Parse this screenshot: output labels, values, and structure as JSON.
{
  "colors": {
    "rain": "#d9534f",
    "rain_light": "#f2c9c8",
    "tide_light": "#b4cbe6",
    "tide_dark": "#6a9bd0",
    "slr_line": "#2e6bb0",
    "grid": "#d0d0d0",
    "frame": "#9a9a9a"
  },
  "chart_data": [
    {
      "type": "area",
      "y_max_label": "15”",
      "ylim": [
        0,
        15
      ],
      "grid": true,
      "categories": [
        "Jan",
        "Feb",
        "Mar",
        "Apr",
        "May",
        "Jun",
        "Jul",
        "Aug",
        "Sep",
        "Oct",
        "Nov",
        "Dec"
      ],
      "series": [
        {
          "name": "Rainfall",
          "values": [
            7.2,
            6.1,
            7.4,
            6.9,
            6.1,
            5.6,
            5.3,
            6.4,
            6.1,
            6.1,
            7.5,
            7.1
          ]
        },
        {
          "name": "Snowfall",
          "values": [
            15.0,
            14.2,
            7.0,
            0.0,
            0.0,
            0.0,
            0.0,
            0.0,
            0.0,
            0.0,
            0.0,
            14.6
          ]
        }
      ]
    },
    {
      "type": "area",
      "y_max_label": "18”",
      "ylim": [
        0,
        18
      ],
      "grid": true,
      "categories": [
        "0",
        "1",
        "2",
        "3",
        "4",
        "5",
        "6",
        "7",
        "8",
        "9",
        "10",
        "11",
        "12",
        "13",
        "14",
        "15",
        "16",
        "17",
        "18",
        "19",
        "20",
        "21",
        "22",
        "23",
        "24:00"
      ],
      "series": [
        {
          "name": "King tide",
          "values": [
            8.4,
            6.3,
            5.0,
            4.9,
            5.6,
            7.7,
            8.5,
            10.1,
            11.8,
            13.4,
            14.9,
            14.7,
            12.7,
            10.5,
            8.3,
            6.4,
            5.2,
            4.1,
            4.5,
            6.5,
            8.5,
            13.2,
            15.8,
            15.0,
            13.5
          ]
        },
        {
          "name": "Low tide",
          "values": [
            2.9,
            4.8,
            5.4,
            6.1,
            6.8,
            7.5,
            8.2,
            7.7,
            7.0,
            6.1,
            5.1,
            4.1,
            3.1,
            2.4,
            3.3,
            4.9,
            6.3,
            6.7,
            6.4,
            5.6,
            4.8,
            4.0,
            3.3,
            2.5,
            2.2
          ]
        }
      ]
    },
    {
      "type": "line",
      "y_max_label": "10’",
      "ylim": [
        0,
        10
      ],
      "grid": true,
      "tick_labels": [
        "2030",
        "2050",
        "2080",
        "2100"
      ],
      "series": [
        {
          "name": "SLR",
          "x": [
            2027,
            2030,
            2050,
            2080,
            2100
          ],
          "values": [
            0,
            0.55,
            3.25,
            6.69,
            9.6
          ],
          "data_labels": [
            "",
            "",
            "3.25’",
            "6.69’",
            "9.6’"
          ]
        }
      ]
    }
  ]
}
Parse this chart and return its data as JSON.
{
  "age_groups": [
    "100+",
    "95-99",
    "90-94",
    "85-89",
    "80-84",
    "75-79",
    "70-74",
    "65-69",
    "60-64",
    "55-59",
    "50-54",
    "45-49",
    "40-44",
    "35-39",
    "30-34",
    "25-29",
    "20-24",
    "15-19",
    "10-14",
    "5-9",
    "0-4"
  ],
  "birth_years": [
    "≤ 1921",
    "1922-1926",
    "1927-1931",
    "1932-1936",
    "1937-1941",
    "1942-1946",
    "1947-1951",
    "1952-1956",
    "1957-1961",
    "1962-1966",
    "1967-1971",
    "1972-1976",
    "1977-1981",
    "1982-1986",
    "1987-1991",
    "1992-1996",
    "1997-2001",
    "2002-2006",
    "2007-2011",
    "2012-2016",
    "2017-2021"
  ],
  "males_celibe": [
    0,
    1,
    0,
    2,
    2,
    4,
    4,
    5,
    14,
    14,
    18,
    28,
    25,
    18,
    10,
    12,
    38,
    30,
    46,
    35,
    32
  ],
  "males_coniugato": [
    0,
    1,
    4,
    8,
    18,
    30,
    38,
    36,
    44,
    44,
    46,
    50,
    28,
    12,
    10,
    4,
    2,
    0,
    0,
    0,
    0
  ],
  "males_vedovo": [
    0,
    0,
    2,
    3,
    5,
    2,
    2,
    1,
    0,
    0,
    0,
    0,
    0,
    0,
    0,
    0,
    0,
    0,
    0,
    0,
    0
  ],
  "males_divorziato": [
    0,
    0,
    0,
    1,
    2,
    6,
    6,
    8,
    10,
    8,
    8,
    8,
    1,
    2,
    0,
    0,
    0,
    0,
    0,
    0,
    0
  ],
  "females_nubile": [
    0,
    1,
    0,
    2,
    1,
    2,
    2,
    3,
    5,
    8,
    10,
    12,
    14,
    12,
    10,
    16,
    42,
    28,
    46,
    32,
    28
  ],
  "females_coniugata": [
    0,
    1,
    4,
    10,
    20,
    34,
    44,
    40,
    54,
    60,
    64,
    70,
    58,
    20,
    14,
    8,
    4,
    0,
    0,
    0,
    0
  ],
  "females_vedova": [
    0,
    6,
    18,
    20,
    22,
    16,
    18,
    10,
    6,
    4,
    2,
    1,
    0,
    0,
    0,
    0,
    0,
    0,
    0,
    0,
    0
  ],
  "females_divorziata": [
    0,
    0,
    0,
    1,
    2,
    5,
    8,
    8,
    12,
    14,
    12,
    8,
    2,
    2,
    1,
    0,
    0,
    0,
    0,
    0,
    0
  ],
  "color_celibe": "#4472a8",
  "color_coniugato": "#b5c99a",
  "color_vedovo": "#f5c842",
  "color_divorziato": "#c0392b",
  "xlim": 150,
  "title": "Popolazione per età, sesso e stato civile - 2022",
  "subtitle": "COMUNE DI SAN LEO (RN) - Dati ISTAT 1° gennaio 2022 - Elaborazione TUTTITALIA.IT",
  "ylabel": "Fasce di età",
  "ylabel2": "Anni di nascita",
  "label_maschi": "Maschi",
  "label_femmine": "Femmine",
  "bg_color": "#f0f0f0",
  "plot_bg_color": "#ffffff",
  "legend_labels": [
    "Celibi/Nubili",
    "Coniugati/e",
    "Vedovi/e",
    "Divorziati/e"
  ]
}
********
# Work to be completed
Return all lines of the material above in which the word "JSON" occurs.

# Answer for the task
Parse this screenshot: output labels, values, and structure as JSON.
Parse this chart and return its data as JSON.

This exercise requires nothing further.